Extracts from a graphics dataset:
**********

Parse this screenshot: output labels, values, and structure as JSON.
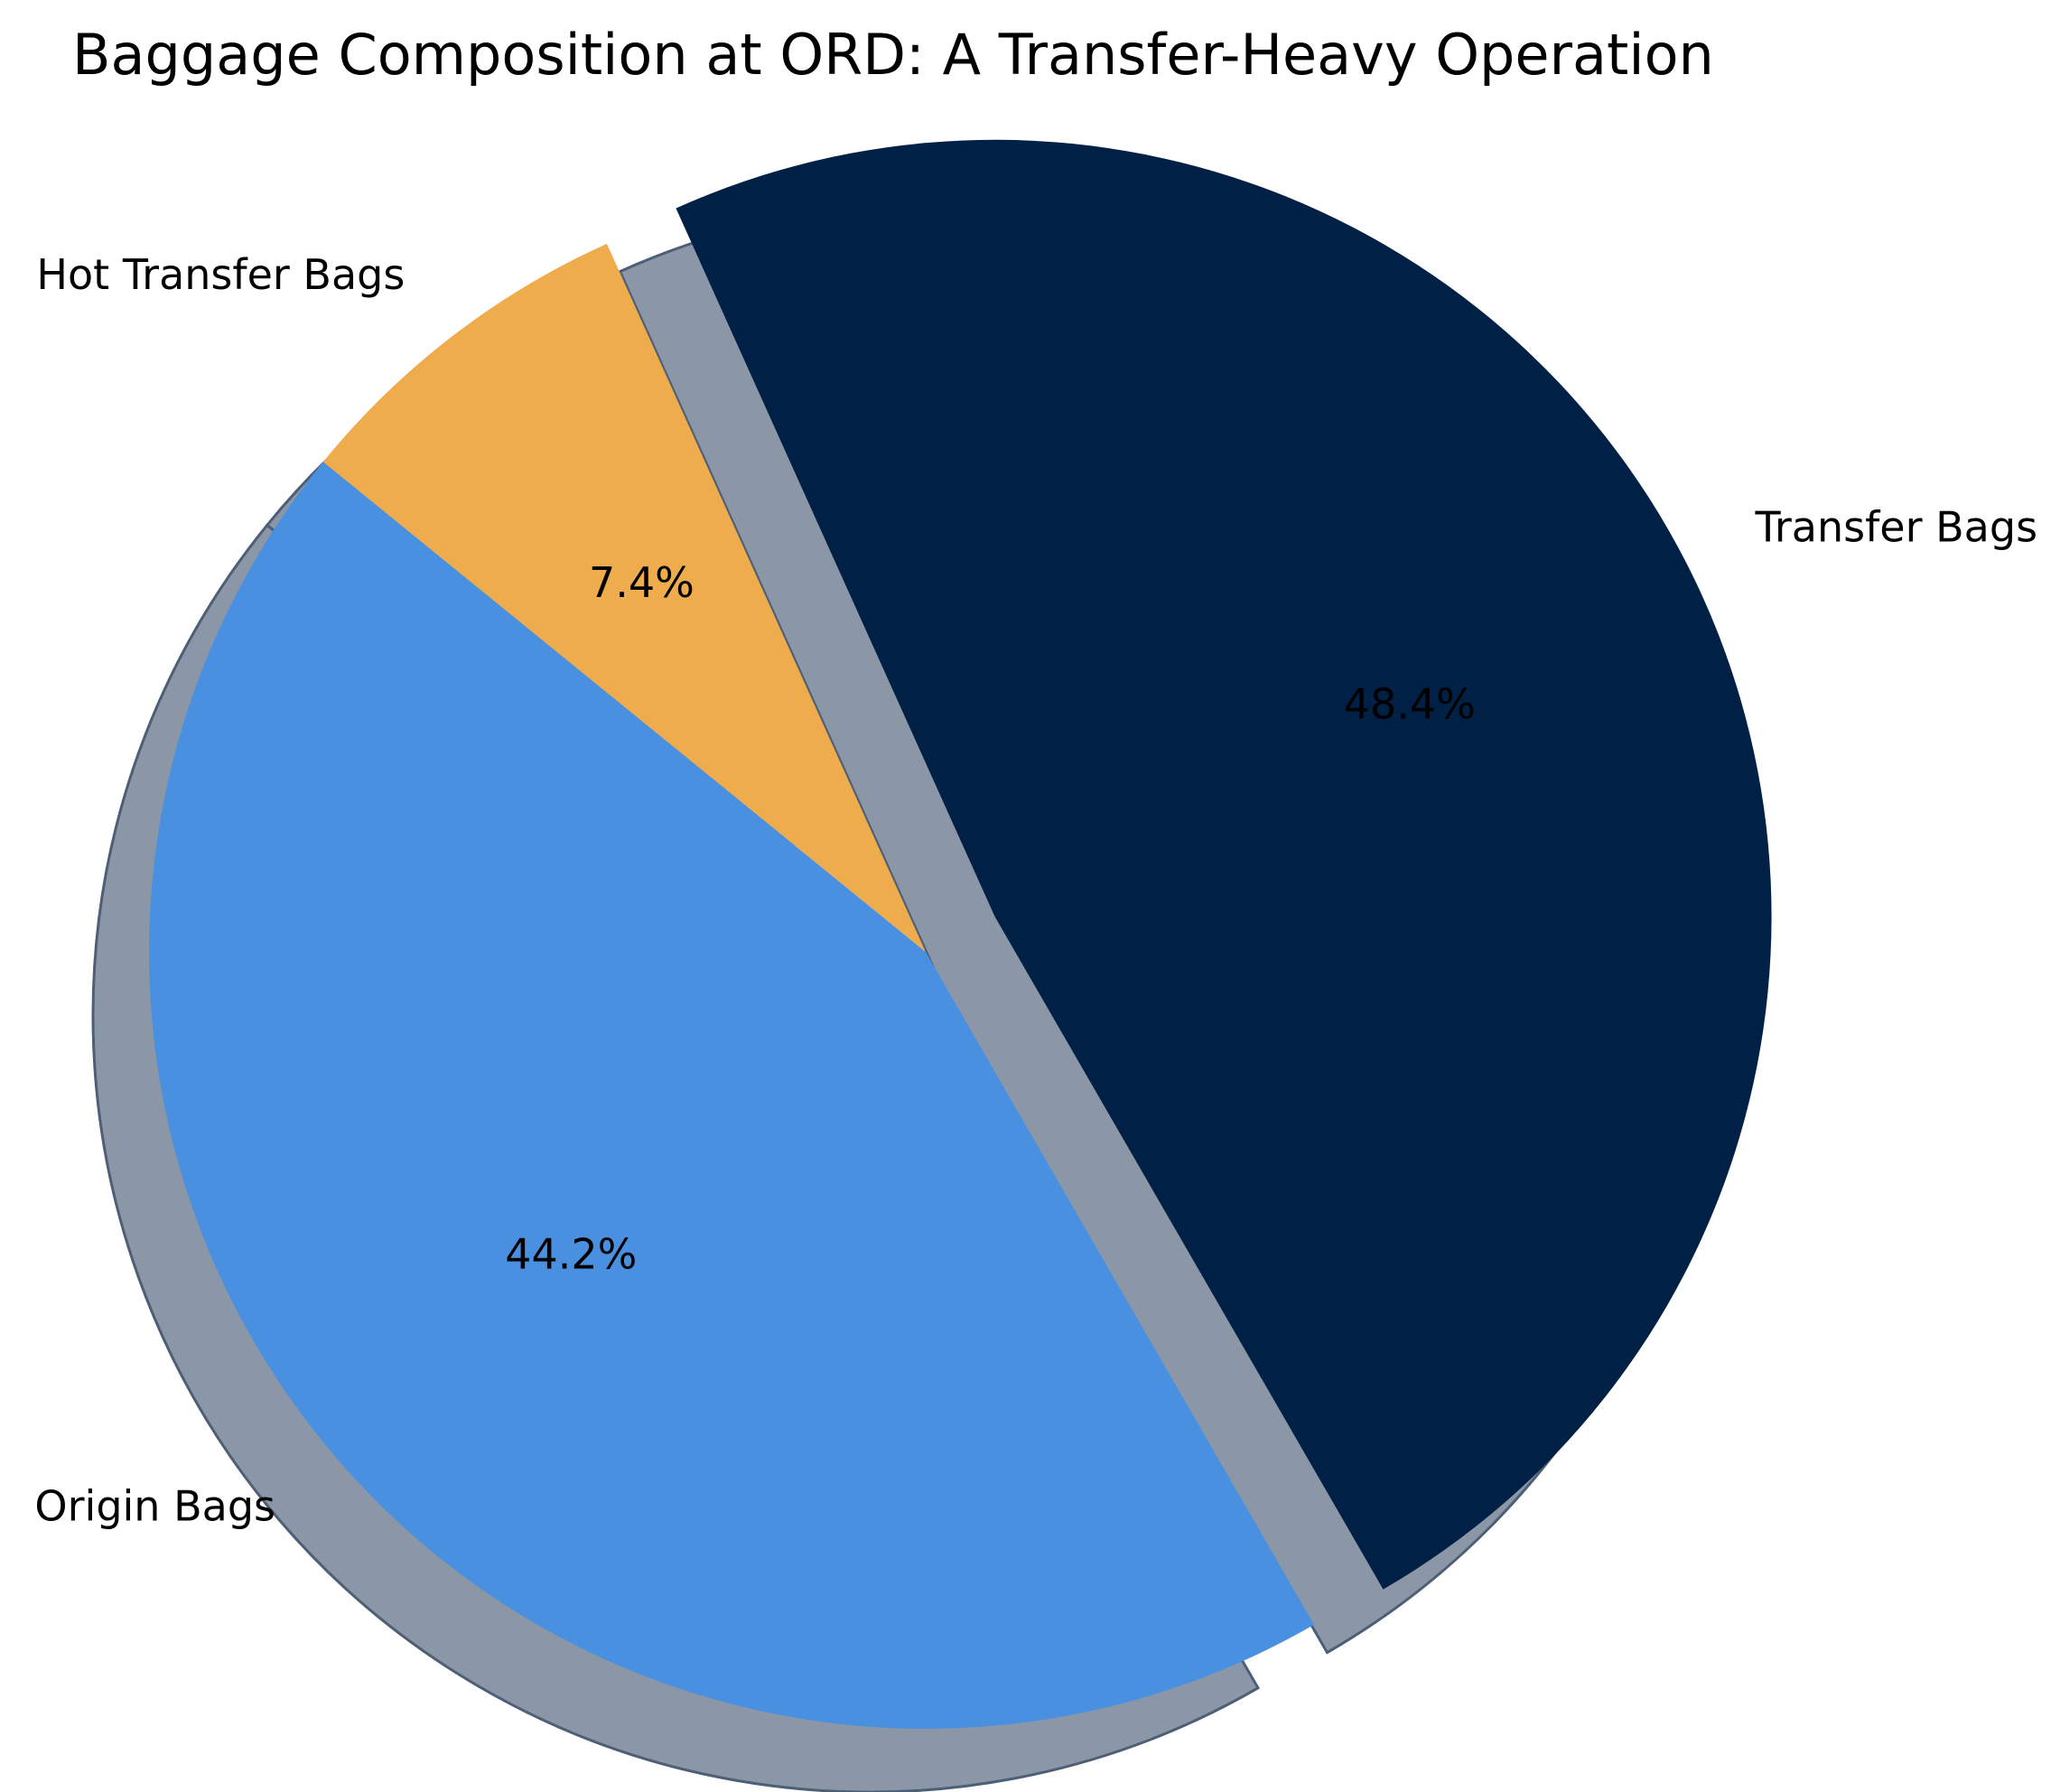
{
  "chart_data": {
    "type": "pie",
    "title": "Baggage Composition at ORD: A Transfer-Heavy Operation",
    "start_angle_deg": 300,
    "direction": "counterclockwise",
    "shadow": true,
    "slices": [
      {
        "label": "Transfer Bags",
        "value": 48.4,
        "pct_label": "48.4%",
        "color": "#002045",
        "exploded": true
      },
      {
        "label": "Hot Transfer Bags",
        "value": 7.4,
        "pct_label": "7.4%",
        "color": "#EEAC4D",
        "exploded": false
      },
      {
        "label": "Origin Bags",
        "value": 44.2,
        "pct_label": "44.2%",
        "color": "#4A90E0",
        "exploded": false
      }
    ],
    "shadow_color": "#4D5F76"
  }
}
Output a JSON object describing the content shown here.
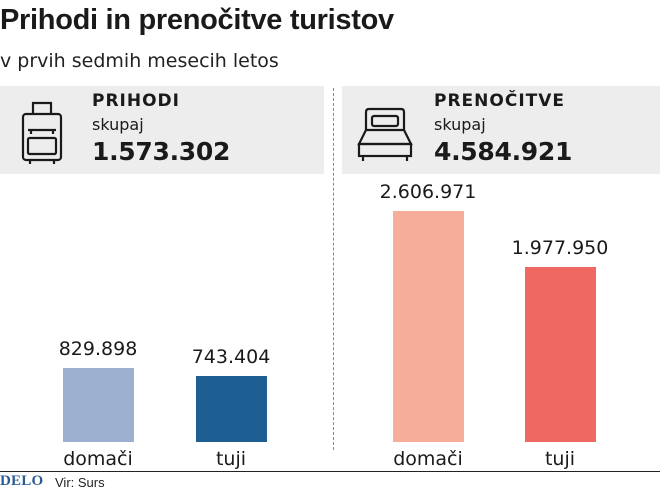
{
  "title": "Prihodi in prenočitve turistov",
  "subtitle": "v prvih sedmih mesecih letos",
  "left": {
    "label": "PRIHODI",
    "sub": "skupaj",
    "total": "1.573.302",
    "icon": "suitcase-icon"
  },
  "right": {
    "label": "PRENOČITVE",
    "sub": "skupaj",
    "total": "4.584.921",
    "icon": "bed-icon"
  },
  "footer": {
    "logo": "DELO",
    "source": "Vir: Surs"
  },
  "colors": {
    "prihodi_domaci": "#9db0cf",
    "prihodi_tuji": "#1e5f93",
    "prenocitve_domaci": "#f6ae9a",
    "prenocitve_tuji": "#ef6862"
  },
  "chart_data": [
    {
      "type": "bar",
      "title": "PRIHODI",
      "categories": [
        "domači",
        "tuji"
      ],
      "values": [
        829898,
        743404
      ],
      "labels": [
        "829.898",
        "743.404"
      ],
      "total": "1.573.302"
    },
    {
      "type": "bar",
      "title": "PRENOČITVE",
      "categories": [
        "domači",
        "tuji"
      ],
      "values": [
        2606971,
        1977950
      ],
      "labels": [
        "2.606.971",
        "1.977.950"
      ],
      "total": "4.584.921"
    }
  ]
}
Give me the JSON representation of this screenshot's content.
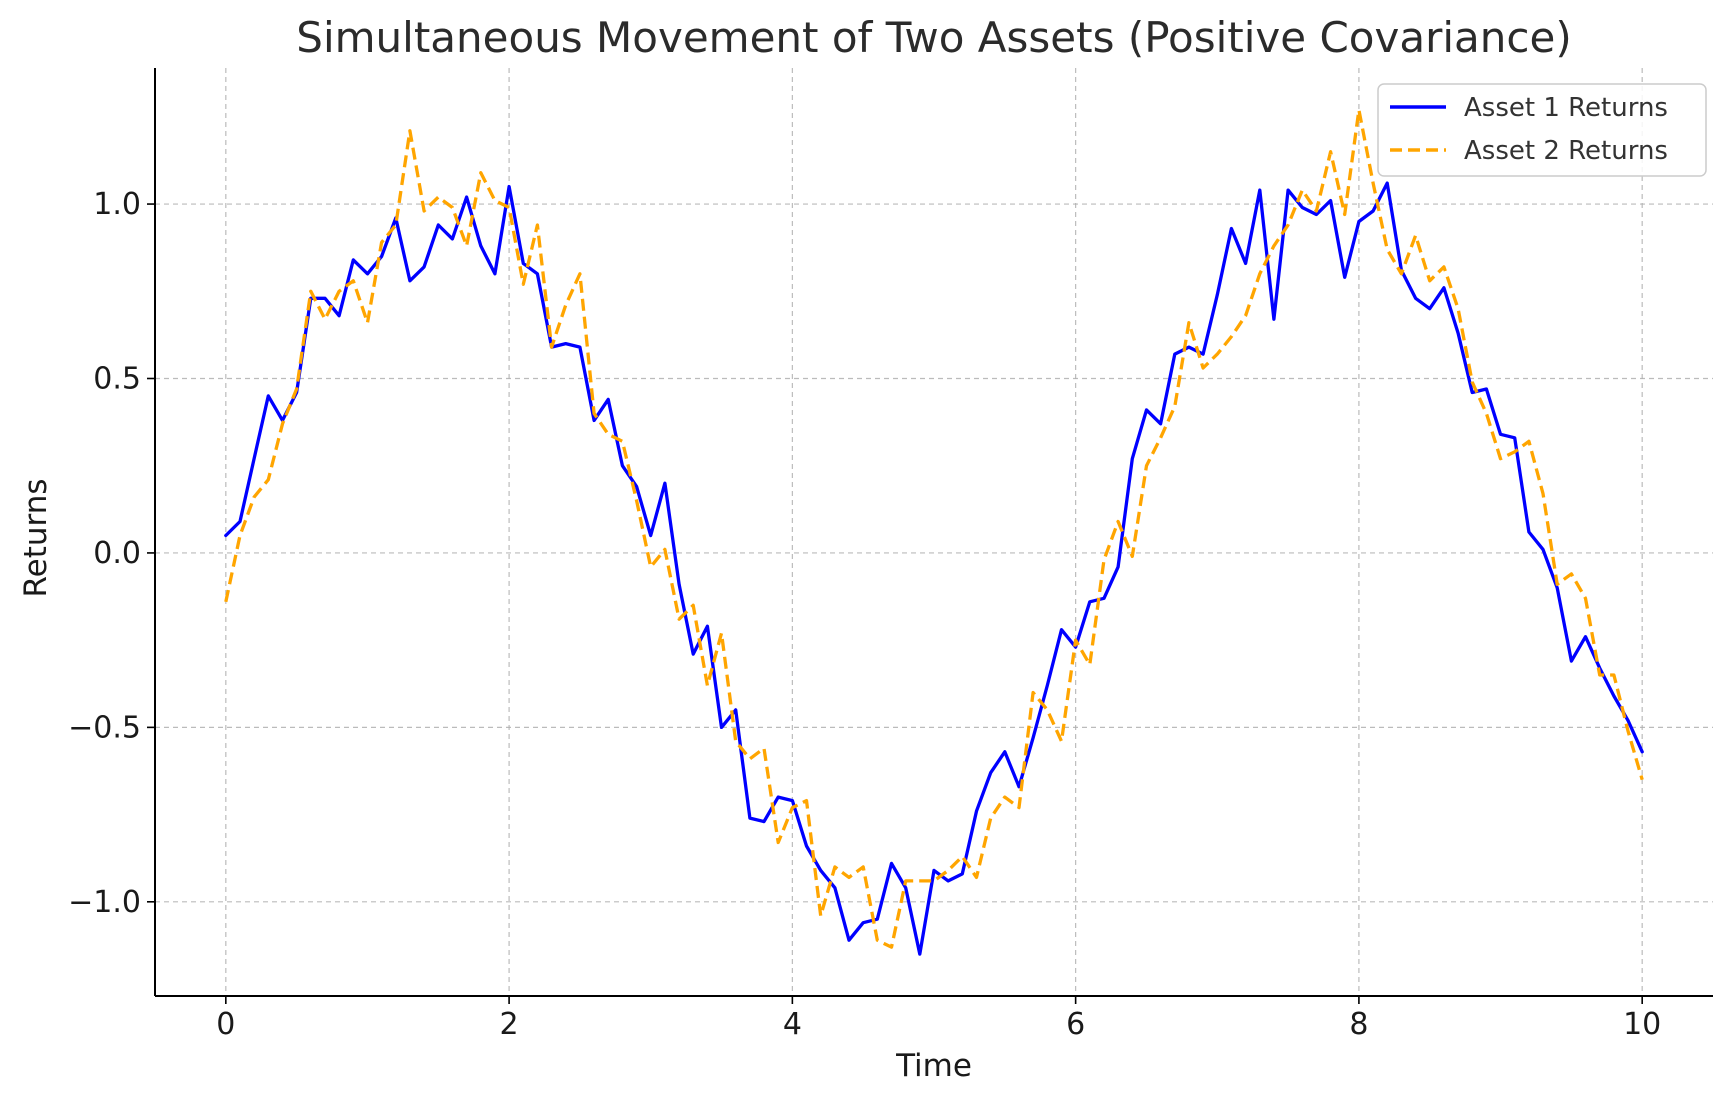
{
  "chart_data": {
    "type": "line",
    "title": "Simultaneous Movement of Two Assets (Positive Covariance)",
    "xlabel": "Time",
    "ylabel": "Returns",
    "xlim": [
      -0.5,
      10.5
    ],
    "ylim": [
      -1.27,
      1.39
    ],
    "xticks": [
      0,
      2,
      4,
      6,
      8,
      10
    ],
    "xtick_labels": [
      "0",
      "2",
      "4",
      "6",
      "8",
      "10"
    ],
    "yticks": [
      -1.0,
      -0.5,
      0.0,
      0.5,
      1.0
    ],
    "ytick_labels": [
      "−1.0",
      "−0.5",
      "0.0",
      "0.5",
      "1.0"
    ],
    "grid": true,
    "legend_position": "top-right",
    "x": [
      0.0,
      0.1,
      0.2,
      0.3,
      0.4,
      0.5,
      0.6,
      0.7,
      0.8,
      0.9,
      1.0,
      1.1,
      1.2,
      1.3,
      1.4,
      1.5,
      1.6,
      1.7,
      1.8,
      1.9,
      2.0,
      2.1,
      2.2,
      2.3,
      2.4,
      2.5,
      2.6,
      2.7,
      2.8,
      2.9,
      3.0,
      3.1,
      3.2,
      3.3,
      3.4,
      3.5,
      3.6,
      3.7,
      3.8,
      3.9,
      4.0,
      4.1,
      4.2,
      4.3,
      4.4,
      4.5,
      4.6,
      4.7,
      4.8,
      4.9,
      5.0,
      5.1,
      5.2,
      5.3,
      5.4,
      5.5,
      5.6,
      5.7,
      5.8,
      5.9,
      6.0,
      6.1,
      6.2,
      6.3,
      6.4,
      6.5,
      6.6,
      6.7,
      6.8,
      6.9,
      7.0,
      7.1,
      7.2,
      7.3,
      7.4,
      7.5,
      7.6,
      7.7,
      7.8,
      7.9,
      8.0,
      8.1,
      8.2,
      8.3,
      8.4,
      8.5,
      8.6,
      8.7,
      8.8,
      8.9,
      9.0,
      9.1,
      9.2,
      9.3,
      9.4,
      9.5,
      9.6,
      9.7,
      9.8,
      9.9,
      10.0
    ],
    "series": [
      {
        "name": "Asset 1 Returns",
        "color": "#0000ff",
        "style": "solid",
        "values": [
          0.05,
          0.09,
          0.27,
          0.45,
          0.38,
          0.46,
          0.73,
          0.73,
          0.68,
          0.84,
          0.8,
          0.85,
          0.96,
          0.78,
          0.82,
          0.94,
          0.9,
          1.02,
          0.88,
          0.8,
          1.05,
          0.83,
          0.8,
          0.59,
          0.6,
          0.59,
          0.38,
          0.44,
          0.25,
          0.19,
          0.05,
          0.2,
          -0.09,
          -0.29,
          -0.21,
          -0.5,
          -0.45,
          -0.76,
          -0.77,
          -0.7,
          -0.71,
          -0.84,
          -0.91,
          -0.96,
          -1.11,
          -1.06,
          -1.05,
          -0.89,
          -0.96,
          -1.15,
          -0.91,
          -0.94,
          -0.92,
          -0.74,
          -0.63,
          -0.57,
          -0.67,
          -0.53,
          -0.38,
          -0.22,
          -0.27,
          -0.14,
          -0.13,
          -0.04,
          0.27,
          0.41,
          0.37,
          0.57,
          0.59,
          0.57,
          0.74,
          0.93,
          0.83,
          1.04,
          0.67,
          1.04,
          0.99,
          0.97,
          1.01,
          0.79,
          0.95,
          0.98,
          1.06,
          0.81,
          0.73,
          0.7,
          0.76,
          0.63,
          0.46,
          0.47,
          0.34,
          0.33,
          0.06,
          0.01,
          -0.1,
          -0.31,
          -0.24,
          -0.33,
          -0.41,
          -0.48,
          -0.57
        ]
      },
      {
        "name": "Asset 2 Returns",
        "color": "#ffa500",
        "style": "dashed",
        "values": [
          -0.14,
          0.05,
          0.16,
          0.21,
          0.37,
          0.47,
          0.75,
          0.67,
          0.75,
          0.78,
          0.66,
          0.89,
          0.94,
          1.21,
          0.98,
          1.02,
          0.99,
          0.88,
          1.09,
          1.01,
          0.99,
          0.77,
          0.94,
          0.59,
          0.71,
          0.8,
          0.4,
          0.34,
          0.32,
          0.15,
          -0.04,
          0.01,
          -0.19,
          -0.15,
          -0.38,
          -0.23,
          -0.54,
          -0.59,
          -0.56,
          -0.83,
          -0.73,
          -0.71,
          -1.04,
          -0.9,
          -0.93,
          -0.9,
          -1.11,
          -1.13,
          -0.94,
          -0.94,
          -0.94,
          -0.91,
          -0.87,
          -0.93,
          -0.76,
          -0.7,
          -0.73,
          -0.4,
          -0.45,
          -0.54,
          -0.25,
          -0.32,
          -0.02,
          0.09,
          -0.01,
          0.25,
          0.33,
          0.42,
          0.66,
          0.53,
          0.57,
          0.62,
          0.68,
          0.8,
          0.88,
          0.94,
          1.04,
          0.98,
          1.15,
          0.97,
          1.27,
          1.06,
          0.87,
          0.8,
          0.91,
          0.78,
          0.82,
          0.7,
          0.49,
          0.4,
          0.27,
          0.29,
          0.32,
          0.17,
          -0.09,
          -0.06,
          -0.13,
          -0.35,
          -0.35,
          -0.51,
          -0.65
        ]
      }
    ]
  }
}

**********

Copy each line holding the word "name" from the listing above.

        "name": "Asset 1 Returns",
        "name": "Asset 2 Returns",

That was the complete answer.